§ **THE PROBLEM**: Take the material below and write it all out again exactly.

---------- LISTED RECORDS ----------

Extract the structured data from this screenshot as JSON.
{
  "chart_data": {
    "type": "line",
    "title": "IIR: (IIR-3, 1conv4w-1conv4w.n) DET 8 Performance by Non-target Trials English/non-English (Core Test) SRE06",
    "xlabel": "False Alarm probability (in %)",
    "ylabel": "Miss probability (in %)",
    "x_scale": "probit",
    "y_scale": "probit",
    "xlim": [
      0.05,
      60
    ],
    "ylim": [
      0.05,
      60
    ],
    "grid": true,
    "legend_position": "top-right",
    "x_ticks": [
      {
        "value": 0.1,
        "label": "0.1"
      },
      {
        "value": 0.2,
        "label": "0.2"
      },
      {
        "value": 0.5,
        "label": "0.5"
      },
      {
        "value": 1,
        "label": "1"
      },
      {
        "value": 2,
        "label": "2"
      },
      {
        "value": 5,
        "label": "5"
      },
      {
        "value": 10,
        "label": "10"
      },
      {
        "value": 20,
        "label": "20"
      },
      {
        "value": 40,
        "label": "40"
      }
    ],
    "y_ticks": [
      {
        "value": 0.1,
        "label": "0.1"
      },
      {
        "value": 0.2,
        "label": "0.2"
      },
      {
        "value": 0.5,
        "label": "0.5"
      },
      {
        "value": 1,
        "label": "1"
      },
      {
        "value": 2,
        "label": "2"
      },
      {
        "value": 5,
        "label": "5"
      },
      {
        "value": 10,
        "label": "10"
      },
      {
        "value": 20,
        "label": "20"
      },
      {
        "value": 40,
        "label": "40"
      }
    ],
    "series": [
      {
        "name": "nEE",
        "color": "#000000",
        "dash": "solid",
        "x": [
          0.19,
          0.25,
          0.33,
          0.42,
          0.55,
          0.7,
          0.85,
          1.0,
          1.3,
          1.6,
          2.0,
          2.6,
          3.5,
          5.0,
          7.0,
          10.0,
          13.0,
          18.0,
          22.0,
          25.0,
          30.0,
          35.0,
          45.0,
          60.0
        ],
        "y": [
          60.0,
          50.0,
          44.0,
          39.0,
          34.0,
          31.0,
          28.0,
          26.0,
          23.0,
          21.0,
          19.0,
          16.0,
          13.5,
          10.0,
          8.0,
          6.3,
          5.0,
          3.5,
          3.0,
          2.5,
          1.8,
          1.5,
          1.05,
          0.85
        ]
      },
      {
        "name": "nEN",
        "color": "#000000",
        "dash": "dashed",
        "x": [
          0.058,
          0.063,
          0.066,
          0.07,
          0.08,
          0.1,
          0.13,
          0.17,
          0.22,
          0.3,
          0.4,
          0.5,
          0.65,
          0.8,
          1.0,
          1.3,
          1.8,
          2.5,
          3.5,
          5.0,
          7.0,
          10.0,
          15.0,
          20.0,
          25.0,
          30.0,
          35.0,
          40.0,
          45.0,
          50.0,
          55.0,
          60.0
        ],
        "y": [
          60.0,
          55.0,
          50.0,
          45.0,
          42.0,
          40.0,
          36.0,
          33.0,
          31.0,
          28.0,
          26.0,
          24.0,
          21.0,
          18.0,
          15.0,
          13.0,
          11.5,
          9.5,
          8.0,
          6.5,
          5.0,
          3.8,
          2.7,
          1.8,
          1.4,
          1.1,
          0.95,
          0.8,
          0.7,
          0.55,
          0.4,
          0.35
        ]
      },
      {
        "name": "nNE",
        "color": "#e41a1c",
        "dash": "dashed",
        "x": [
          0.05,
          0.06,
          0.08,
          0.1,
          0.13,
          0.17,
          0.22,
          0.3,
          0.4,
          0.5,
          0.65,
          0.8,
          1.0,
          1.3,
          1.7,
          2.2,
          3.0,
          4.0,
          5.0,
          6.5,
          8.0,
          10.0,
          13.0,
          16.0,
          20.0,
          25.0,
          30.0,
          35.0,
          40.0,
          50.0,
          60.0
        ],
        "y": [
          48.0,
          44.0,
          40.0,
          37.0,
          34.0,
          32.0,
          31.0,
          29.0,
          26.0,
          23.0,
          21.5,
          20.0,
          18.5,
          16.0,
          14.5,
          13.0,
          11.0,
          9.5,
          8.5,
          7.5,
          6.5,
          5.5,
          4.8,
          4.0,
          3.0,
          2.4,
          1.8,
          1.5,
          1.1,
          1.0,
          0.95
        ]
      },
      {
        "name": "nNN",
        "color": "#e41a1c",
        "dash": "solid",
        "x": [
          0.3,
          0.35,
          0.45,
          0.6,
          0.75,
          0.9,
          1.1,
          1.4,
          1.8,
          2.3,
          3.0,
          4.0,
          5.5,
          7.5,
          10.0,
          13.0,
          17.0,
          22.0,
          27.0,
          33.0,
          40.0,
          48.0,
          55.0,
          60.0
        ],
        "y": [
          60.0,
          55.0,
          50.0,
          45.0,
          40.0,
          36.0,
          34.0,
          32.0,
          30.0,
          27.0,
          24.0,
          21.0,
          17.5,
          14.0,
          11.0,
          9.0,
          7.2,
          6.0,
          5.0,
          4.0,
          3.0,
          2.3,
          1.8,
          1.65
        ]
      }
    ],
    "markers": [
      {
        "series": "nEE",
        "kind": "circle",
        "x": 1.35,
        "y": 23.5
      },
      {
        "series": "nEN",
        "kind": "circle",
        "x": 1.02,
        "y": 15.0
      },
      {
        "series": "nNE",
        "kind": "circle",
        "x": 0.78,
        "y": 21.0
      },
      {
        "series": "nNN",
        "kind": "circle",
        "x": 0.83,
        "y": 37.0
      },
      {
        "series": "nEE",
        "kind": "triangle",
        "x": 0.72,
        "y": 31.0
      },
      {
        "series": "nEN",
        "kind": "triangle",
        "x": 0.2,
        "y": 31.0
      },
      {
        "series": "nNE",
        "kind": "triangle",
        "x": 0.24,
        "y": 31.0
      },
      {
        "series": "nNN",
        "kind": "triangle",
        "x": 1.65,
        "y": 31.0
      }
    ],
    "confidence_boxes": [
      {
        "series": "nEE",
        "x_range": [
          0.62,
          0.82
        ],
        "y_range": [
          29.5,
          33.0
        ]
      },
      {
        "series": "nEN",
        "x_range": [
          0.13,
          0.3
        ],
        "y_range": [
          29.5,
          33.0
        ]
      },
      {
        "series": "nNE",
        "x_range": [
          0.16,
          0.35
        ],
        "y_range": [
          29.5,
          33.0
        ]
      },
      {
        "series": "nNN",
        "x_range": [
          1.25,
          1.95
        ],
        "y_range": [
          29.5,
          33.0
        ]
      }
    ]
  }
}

----------

§ **OUTPUT BELOW**:
Extract the structured data from this screenshot as JSON.
{
  "chart_data": {
    "type": "line",
    "title": "IIR: (IIR-3, 1conv4w-1conv4w.n) DET 8 Performance by Non-target Trials English/non-English (Core Test) SRE06",
    "xlabel": "False Alarm probability (in %)",
    "ylabel": "Miss probability (in %)",
    "x_scale": "probit",
    "y_scale": "probit",
    "xlim": [
      0.05,
      60
    ],
    "ylim": [
      0.05,
      60
    ],
    "grid": true,
    "legend_position": "top-right",
    "x_ticks": [
      {
        "value": 0.1,
        "label": "0.1"
      },
      {
        "value": 0.2,
        "label": "0.2"
      },
      {
        "value": 0.5,
        "label": "0.5"
      },
      {
        "value": 1,
        "label": "1"
      },
      {
        "value": 2,
        "label": "2"
      },
      {
        "value": 5,
        "label": "5"
      },
      {
        "value": 10,
        "label": "10"
      },
      {
        "value": 20,
        "label": "20"
      },
      {
        "value": 40,
        "label": "40"
      }
    ],
    "y_ticks": [
      {
        "value": 0.1,
        "label": "0.1"
      },
      {
        "value": 0.2,
        "label": "0.2"
      },
      {
        "value": 0.5,
        "label": "0.5"
      },
      {
        "value": 1,
        "label": "1"
      },
      {
        "value": 2,
        "label": "2"
      },
      {
        "value": 5,
        "label": "5"
      },
      {
        "value": 10,
        "label": "10"
      },
      {
        "value": 20,
        "label": "20"
      },
      {
        "value": 40,
        "label": "40"
      }
    ],
    "series": [
      {
        "name": "nEE",
        "color": "#000000",
        "dash": "solid",
        "x": [
          0.19,
          0.25,
          0.33,
          0.42,
          0.55,
          0.7,
          0.85,
          1.0,
          1.3,
          1.6,
          2.0,
          2.6,
          3.5,
          5.0,
          7.0,
          10.0,
          13.0,
          18.0,
          22.0,
          25.0,
          30.0,
          35.0,
          45.0,
          60.0
        ],
        "y": [
          60.0,
          50.0,
          44.0,
          39.0,
          34.0,
          31.0,
          28.0,
          26.0,
          23.0,
          21.0,
          19.0,
          16.0,
          13.5,
          10.0,
          8.0,
          6.3,
          5.0,
          3.5,
          3.0,
          2.5,
          1.8,
          1.5,
          1.05,
          0.85
        ]
      },
      {
        "name": "nEN",
        "color": "#000000",
        "dash": "dashed",
        "x": [
          0.058,
          0.063,
          0.066,
          0.07,
          0.08,
          0.1,
          0.13,
          0.17,
          0.22,
          0.3,
          0.4,
          0.5,
          0.65,
          0.8,
          1.0,
          1.3,
          1.8,
          2.5,
          3.5,
          5.0,
          7.0,
          10.0,
          15.0,
          20.0,
          25.0,
          30.0,
          35.0,
          40.0,
          45.0,
          50.0,
          55.0,
          60.0
        ],
        "y": [
          60.0,
          55.0,
          50.0,
          45.0,
          42.0,
          40.0,
          36.0,
          33.0,
          31.0,
          28.0,
          26.0,
          24.0,
          21.0,
          18.0,
          15.0,
          13.0,
          11.5,
          9.5,
          8.0,
          6.5,
          5.0,
          3.8,
          2.7,
          1.8,
          1.4,
          1.1,
          0.95,
          0.8,
          0.7,
          0.55,
          0.4,
          0.35
        ]
      },
      {
        "name": "nNE",
        "color": "#e41a1c",
        "dash": "dashed",
        "x": [
          0.05,
          0.06,
          0.08,
          0.1,
          0.13,
          0.17,
          0.22,
          0.3,
          0.4,
          0.5,
          0.65,
          0.8,
          1.0,
          1.3,
          1.7,
          2.2,
          3.0,
          4.0,
          5.0,
          6.5,
          8.0,
          10.0,
          13.0,
          16.0,
          20.0,
          25.0,
          30.0,
          35.0,
          40.0,
          50.0,
          60.0
        ],
        "y": [
          48.0,
          44.0,
          40.0,
          37.0,
          34.0,
          32.0,
          31.0,
          29.0,
          26.0,
          23.0,
          21.5,
          20.0,
          18.5,
          16.0,
          14.5,
          13.0,
          11.0,
          9.5,
          8.5,
          7.5,
          6.5,
          5.5,
          4.8,
          4.0,
          3.0,
          2.4,
          1.8,
          1.5,
          1.1,
          1.0,
          0.95
        ]
      },
      {
        "name": "nNN",
        "color": "#e41a1c",
        "dash": "solid",
        "x": [
          0.3,
          0.35,
          0.45,
          0.6,
          0.75,
          0.9,
          1.1,
          1.4,
          1.8,
          2.3,
          3.0,
          4.0,
          5.5,
          7.5,
          10.0,
          13.0,
          17.0,
          22.0,
          27.0,
          33.0,
          40.0,
          48.0,
          55.0,
          60.0
        ],
        "y": [
          60.0,
          55.0,
          50.0,
          45.0,
          40.0,
          36.0,
          34.0,
          32.0,
          30.0,
          27.0,
          24.0,
          21.0,
          17.5,
          14.0,
          11.0,
          9.0,
          7.2,
          6.0,
          5.0,
          4.0,
          3.0,
          2.3,
          1.8,
          1.65
        ]
      }
    ],
    "markers": [
      {
        "series": "nEE",
        "kind": "circle",
        "x": 1.35,
        "y": 23.5
      },
      {
        "series": "nEN",
        "kind": "circle",
        "x": 1.02,
        "y": 15.0
      },
      {
        "series": "nNE",
        "kind": "circle",
        "x": 0.78,
        "y": 21.0
      },
      {
        "series": "nNN",
        "kind": "circle",
        "x": 0.83,
        "y": 37.0
      },
      {
        "series": "nEE",
        "kind": "triangle",
        "x": 0.72,
        "y": 31.0
      },
      {
        "series": "nEN",
        "kind": "triangle",
        "x": 0.2,
        "y": 31.0
      },
      {
        "series": "nNE",
        "kind": "triangle",
        "x": 0.24,
        "y": 31.0
      },
      {
        "series": "nNN",
        "kind": "triangle",
        "x": 1.65,
        "y": 31.0
      }
    ],
    "confidence_boxes": [
      {
        "series": "nEE",
        "x_range": [
          0.62,
          0.82
        ],
        "y_range": [
          29.5,
          33.0
        ]
      },
      {
        "series": "nEN",
        "x_range": [
          0.13,
          0.3
        ],
        "y_range": [
          29.5,
          33.0
        ]
      },
      {
        "series": "nNE",
        "x_range": [
          0.16,
          0.35
        ],
        "y_range": [
          29.5,
          33.0
        ]
      },
      {
        "series": "nNN",
        "x_range": [
          1.25,
          1.95
        ],
        "y_range": [
          29.5,
          33.0
        ]
      }
    ]
  }
}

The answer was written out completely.